Set exercise: Exactly as they appear, output all of the records. Skip any images.

Given entries:
## Begin

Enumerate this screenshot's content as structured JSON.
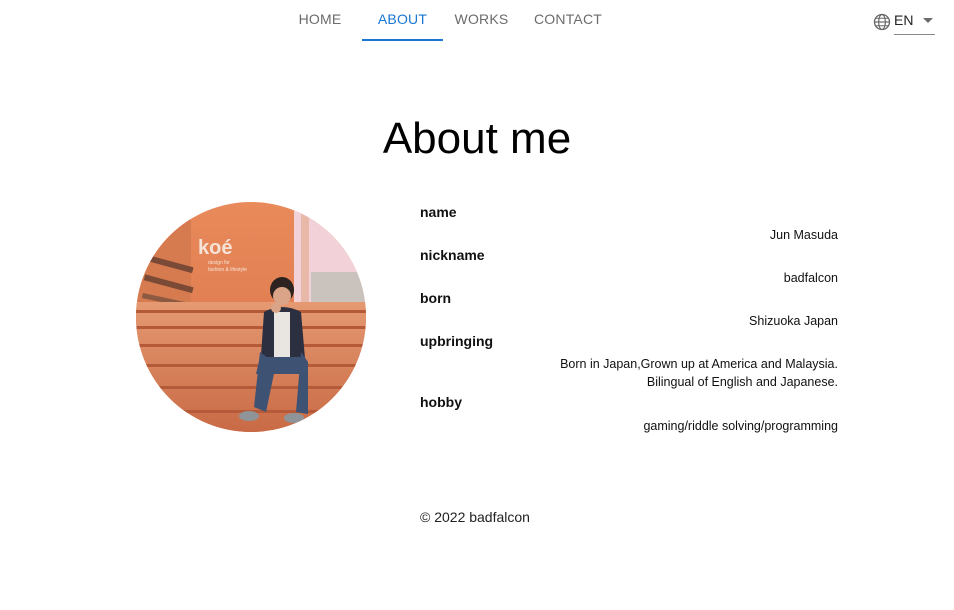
{
  "nav": {
    "tabs": [
      {
        "label": "HOME"
      },
      {
        "label": "ABOUT"
      },
      {
        "label": "WORKS"
      },
      {
        "label": "CONTACT"
      }
    ],
    "active_tab": "ABOUT",
    "accent_color": "#1976d2"
  },
  "language": {
    "icon": "globe-icon",
    "value": "EN"
  },
  "heading": "About me",
  "profile": {
    "name": {
      "label": "name",
      "value": "Jun Masuda"
    },
    "nickname": {
      "label": "nickname",
      "value": "badfalcon"
    },
    "born": {
      "label": "born",
      "value": "Shizuoka Japan"
    },
    "upbringing": {
      "label": "upbringing",
      "value_line1": "Born in Japan,Grown up at America and Malaysia.",
      "value_line2": "Bilingual of English and Japanese."
    },
    "hobby": {
      "label": "hobby",
      "value": "gaming/riddle solving/programming"
    }
  },
  "photo": {
    "sign_text": "koé",
    "sign_subtext_1": "design for",
    "sign_subtext_2": "fashion & lifestyle"
  },
  "footer": "© 2022 badfalcon"
}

## End

Task output:
Enumerate this screenshot's content as structured JSON.
{
  "nav": {
    "tabs": [
      {
        "label": "HOME"
      },
      {
        "label": "ABOUT"
      },
      {
        "label": "WORKS"
      },
      {
        "label": "CONTACT"
      }
    ],
    "active_tab": "ABOUT",
    "accent_color": "#1976d2"
  },
  "language": {
    "icon": "globe-icon",
    "value": "EN"
  },
  "heading": "About me",
  "profile": {
    "name": {
      "label": "name",
      "value": "Jun Masuda"
    },
    "nickname": {
      "label": "nickname",
      "value": "badfalcon"
    },
    "born": {
      "label": "born",
      "value": "Shizuoka Japan"
    },
    "upbringing": {
      "label": "upbringing",
      "value_line1": "Born in Japan,Grown up at America and Malaysia.",
      "value_line2": "Bilingual of English and Japanese."
    },
    "hobby": {
      "label": "hobby",
      "value": "gaming/riddle solving/programming"
    }
  },
  "photo": {
    "sign_text": "koé",
    "sign_subtext_1": "design for",
    "sign_subtext_2": "fashion & lifestyle"
  },
  "footer": "© 2022 badfalcon"
}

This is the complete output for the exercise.